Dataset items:

[Start]

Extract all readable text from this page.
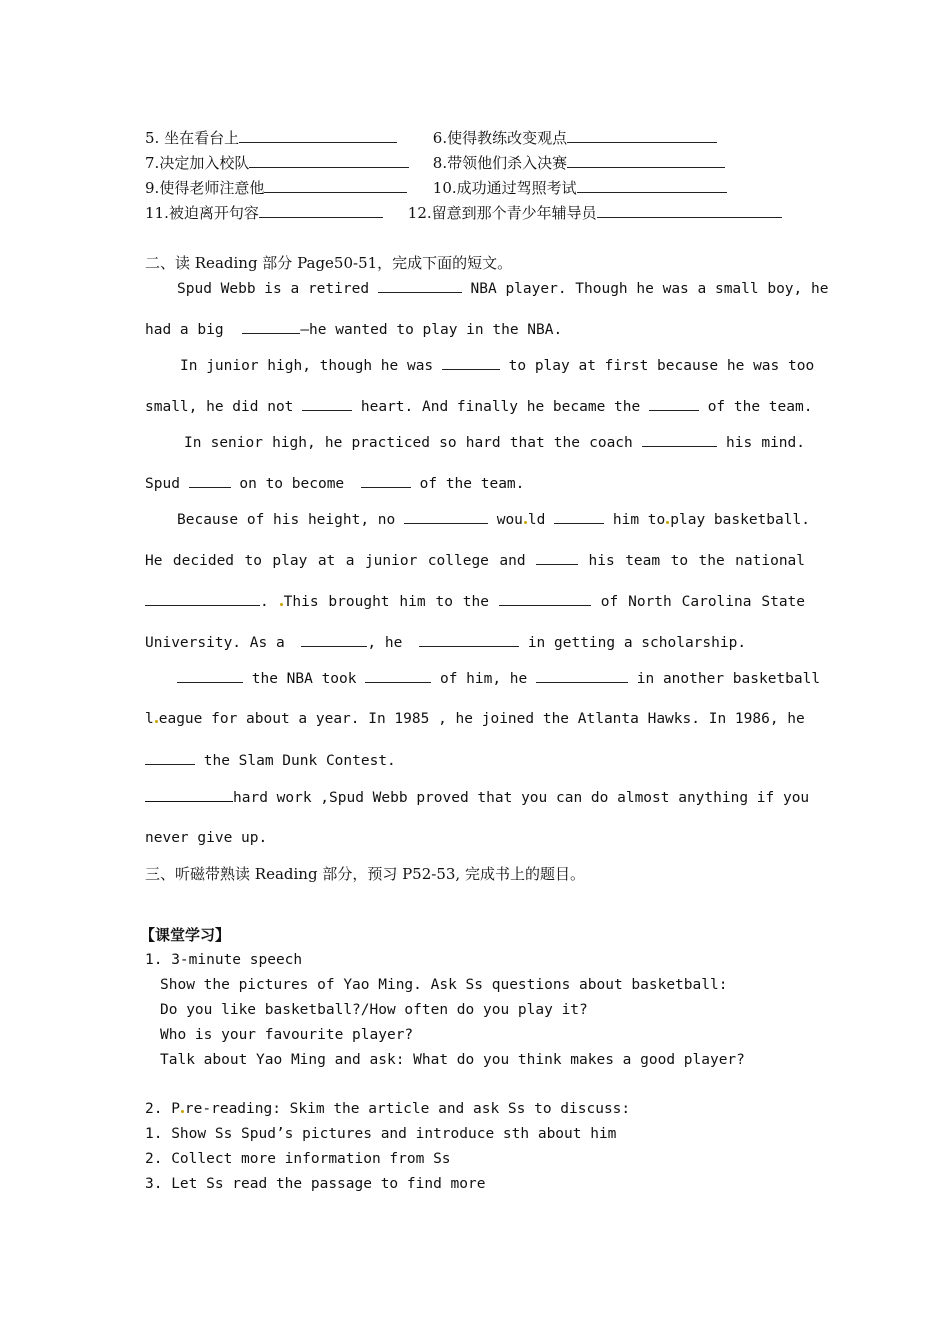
5. 坐在看台上	6.使得教练改变观点
7.决定加入校队	8.带领他们杀入决赛
9.使得老师注意他	10.成功通过驾照考试
11.被迫离开句容	12.留意到那个青少年辅导员
二、读 Reading 部分 Page50-51，完成下面的短文。
Spud Webb is a retired	NBA player. Though he was a small boy, he
had a big	—he wanted to play in the NBA.
In junior high, though he was	to play at first because he was too
small, he did not	heart. And finally he became the	of the team.
In senior high, he practiced so hard that the coach	his mind.
Spud	on to become	of the team.
Because of his height, no	wou ld	him to play basketball.
He decided to play at a junior college and	his team to the national
. This brought him to the	of North Carolina State
University. As a	, he	in getting a scholarship.
the NBA took	of him, he	in another basketball
l eague for about a year. In 1985 , he joined the Atlanta Hawks. In 1986, he
the Slam Dunk Contest.
hard work ,Spud Webb proved that you can do almost anything if you
never give up.
三、听磁带熟读 Reading 部分，预习 P52-53, 完成书上的题目。
【课堂学习】
1. 3-minute speech
Show the pictures of Yao Ming. Ask Ss questions about basketball:
Do you like basketball?/How often do you play it?
Who is your favourite player?
Talk about Yao Ming and ask: What do you think makes a good player?
2. P re-reading: Skim the article and ask Ss to discuss:
1. Show Ss Spud’s pictures and introduce sth about him
2. Collect more information from Ss
3. Let Ss read the passage to find more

[End]

#### [Short task]
Keep the pictures out of the copy and write out the data exactly as it stands.

#### [Response to the task]
Extract all readable text from this page.
5. 坐在看台上	6.使得教练改变观点
7.决定加入校队	8.带领他们杀入决赛
9.使得老师注意他	10.成功通过驾照考试
11.被迫离开句容	12.留意到那个青少年辅导员
二、读 Reading 部分 Page50-51，完成下面的短文。
Spud Webb is a retired	NBA player. Though he was a small boy, he
had a big	—he wanted to play in the NBA.
In junior high, though he was	to play at first because he was too
small, he did not	heart. And finally he became the	of the team.
In senior high, he practiced so hard that the coach	his mind.
Spud	on to become	of the team.
Because of his height, no	wou ld	him to play basketball.
He decided to play at a junior college and	his team to the national
. This brought him to the	of North Carolina State
University. As a	, he	in getting a scholarship.
the NBA took	of him, he	in another basketball
l eague for about a year. In 1985 , he joined the Atlanta Hawks. In 1986, he
the Slam Dunk Contest.
hard work ,Spud Webb proved that you can do almost anything if you
never give up.
三、听磁带熟读 Reading 部分，预习 P52-53, 完成书上的题目。
【课堂学习】
1. 3-minute speech
Show the pictures of Yao Ming. Ask Ss questions about basketball:
Do you like basketball?/How often do you play it?
Who is your favourite player?
Talk about Yao Ming and ask: What do you think makes a good player?
2. P re-reading: Skim the article and ask Ss to discuss:
1. Show Ss Spud’s pictures and introduce sth about him
2. Collect more information from Ss
3. Let Ss read the passage to find more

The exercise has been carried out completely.